## [WHAT THE TASK REQUIRES]
Identify all lines below that hold "differential" and collect them.

Stored data

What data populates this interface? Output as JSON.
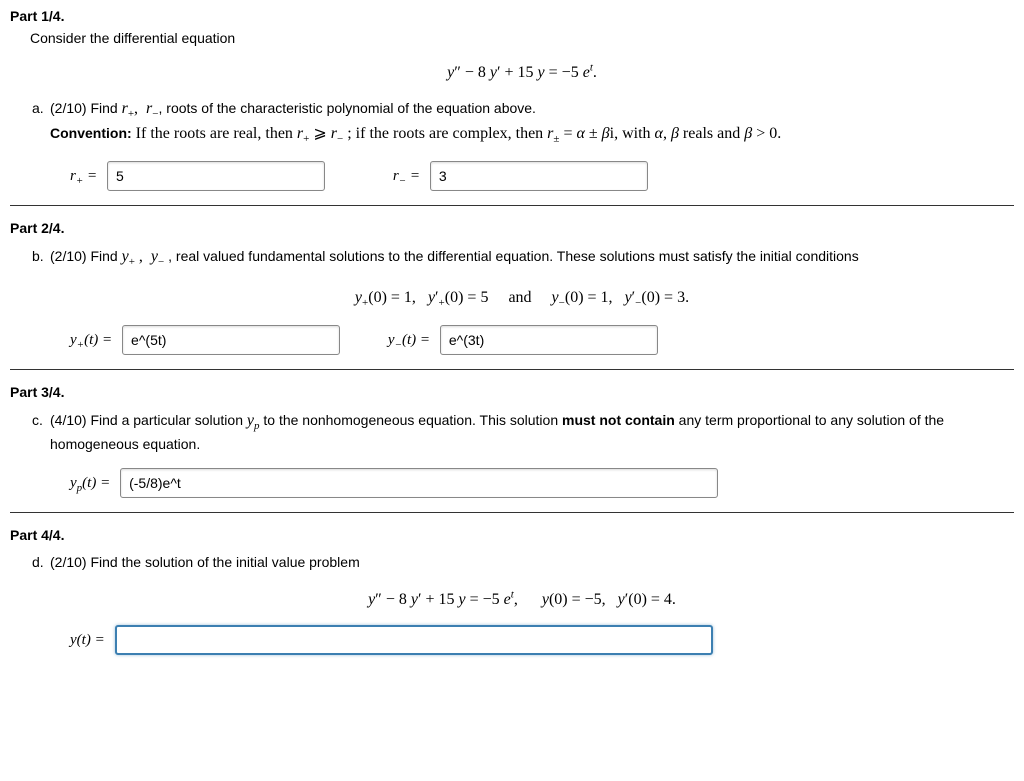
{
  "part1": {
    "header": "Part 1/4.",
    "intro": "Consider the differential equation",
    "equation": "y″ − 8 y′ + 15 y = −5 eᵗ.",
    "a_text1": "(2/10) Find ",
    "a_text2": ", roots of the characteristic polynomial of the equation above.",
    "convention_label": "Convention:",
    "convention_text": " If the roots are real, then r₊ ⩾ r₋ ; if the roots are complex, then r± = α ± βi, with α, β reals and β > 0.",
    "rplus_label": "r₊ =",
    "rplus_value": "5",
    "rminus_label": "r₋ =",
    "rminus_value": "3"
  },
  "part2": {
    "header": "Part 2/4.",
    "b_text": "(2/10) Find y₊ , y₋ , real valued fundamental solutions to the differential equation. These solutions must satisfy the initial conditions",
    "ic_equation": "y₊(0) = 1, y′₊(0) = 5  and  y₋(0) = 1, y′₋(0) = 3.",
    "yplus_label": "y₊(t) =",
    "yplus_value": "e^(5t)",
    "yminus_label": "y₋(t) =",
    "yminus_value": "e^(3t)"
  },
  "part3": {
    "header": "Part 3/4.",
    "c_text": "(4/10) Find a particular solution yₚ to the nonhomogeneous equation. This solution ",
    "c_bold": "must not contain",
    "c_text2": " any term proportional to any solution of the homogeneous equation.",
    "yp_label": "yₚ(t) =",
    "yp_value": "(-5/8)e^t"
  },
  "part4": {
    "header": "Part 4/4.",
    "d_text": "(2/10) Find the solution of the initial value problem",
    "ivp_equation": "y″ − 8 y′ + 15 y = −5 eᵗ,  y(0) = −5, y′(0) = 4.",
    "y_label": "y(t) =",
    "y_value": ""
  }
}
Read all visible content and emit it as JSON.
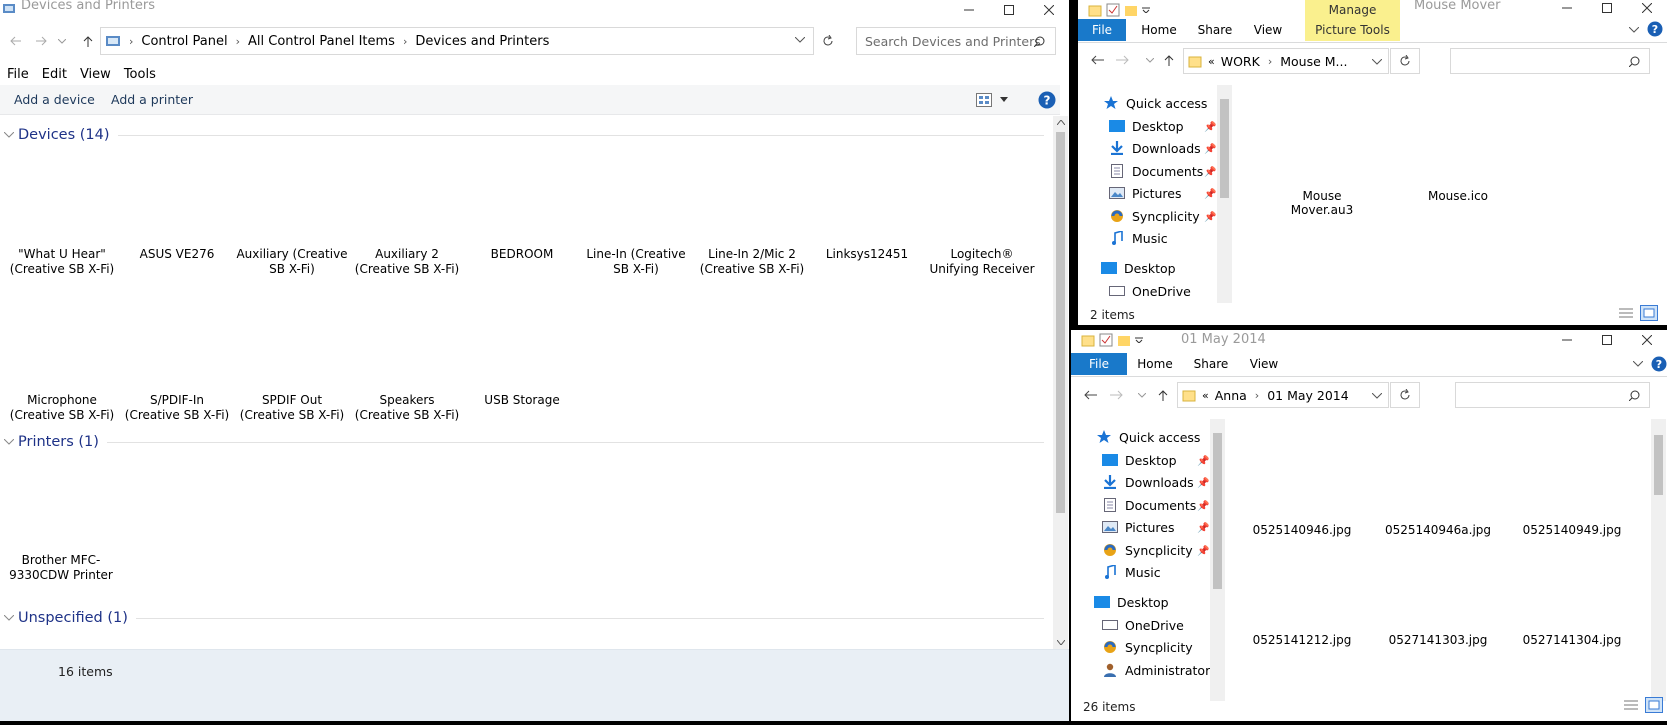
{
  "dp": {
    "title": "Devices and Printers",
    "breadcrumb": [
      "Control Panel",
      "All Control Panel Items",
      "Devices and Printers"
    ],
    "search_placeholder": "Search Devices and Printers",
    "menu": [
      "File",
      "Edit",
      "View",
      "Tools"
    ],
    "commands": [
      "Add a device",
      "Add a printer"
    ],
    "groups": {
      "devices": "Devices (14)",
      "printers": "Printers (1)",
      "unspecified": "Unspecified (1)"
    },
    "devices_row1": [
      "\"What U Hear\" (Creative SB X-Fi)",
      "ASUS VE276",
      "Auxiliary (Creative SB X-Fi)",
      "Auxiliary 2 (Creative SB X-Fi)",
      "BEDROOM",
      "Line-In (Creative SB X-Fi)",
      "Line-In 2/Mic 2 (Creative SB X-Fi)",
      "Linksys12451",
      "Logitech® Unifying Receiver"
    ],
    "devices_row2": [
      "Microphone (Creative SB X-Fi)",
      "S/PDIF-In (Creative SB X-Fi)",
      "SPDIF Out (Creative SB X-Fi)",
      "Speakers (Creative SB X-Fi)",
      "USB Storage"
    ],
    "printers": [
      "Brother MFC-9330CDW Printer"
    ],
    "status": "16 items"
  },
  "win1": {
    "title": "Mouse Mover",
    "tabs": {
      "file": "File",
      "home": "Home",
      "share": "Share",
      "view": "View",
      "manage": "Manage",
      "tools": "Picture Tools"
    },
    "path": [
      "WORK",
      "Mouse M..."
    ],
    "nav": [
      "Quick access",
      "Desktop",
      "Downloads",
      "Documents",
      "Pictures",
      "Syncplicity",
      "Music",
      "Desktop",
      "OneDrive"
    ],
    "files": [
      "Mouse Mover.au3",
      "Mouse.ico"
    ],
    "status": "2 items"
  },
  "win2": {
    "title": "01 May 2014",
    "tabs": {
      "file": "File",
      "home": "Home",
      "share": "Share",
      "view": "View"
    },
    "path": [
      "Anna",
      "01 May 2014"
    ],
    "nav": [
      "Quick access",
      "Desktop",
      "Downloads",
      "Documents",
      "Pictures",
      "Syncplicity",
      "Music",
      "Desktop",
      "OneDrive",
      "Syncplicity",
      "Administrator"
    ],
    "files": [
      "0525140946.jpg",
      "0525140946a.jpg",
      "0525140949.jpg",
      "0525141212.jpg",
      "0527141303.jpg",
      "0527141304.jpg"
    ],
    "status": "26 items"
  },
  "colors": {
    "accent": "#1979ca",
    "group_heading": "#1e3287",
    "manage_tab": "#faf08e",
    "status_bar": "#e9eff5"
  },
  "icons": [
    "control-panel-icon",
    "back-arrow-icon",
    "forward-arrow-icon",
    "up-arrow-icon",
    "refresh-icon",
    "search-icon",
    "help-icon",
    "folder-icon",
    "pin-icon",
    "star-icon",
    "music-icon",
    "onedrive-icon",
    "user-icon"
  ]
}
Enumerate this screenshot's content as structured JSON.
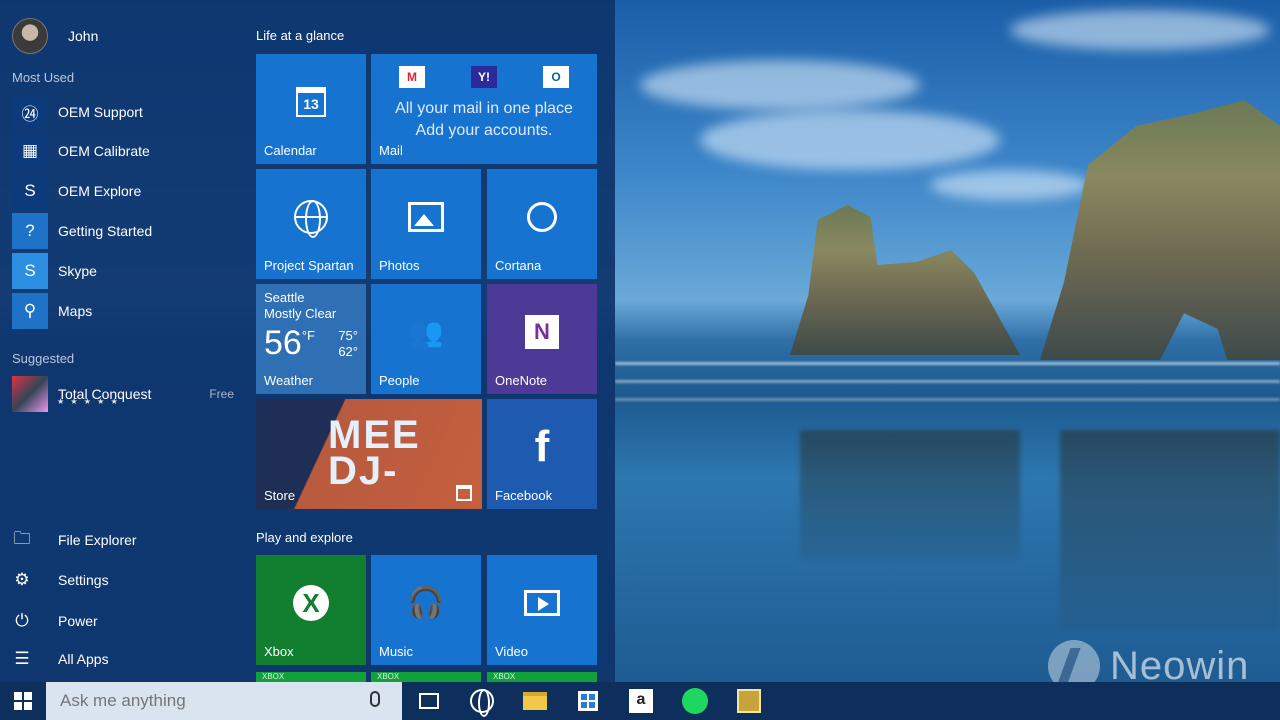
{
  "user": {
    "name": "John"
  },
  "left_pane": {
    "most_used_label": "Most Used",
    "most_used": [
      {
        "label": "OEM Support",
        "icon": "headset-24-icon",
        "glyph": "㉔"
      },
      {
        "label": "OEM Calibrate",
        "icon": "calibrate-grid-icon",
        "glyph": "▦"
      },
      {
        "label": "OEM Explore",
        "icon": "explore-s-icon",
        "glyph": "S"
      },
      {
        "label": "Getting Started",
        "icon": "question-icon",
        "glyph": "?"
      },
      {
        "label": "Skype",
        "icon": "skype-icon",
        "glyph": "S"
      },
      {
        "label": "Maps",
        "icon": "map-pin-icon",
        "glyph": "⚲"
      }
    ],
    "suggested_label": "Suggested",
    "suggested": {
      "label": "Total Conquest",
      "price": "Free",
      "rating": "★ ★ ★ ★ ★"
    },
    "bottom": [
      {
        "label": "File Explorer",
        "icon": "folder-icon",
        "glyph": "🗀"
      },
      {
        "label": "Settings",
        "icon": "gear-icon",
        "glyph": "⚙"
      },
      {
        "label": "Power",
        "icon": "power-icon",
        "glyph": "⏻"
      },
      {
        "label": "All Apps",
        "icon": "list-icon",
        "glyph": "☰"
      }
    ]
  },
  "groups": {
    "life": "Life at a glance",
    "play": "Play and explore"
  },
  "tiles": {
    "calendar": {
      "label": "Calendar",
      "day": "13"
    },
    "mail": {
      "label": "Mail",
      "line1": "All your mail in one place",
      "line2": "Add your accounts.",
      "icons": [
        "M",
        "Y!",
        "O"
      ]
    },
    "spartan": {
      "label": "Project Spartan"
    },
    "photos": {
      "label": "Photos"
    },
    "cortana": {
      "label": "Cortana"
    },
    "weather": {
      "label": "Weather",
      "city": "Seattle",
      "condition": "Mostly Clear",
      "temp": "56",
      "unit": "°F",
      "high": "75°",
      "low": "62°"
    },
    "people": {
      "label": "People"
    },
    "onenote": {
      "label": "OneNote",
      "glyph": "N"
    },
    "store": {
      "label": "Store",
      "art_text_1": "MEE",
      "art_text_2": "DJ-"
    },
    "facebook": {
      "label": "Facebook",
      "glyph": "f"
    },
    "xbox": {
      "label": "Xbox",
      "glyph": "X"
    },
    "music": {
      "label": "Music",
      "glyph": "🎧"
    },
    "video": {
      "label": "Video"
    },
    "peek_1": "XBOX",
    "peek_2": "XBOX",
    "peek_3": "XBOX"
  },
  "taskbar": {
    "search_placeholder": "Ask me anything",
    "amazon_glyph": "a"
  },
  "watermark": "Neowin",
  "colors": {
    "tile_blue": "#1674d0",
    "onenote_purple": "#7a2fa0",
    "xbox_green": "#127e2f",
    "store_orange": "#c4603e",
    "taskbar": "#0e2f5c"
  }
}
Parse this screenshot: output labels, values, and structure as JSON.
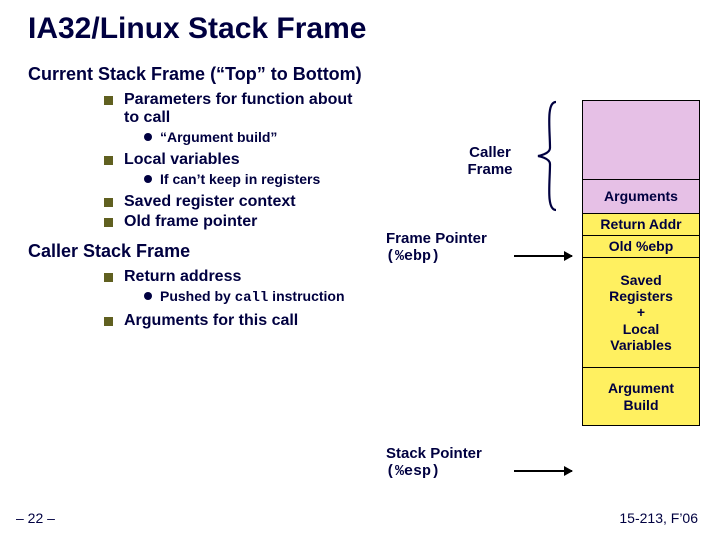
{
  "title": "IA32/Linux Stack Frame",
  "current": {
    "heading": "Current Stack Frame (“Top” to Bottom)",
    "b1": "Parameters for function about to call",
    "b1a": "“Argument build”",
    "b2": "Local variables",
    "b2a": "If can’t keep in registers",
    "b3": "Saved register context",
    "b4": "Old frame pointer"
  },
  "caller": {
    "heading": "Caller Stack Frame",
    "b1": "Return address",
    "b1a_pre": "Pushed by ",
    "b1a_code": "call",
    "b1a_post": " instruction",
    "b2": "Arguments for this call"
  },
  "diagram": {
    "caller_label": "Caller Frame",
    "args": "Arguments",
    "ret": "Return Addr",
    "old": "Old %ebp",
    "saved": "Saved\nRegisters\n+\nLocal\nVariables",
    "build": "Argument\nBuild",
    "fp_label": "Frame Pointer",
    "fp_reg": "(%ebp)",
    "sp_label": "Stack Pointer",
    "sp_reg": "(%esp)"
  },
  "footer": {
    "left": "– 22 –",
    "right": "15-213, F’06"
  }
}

## [EXPECTED ANSWER]
    "intro": "Consider the differential equation",
    "b_text": "(2/10) Find y₊ , y₋ , real valued fundamental solutions to the differential equation. These solutions must satisfy the initial conditions",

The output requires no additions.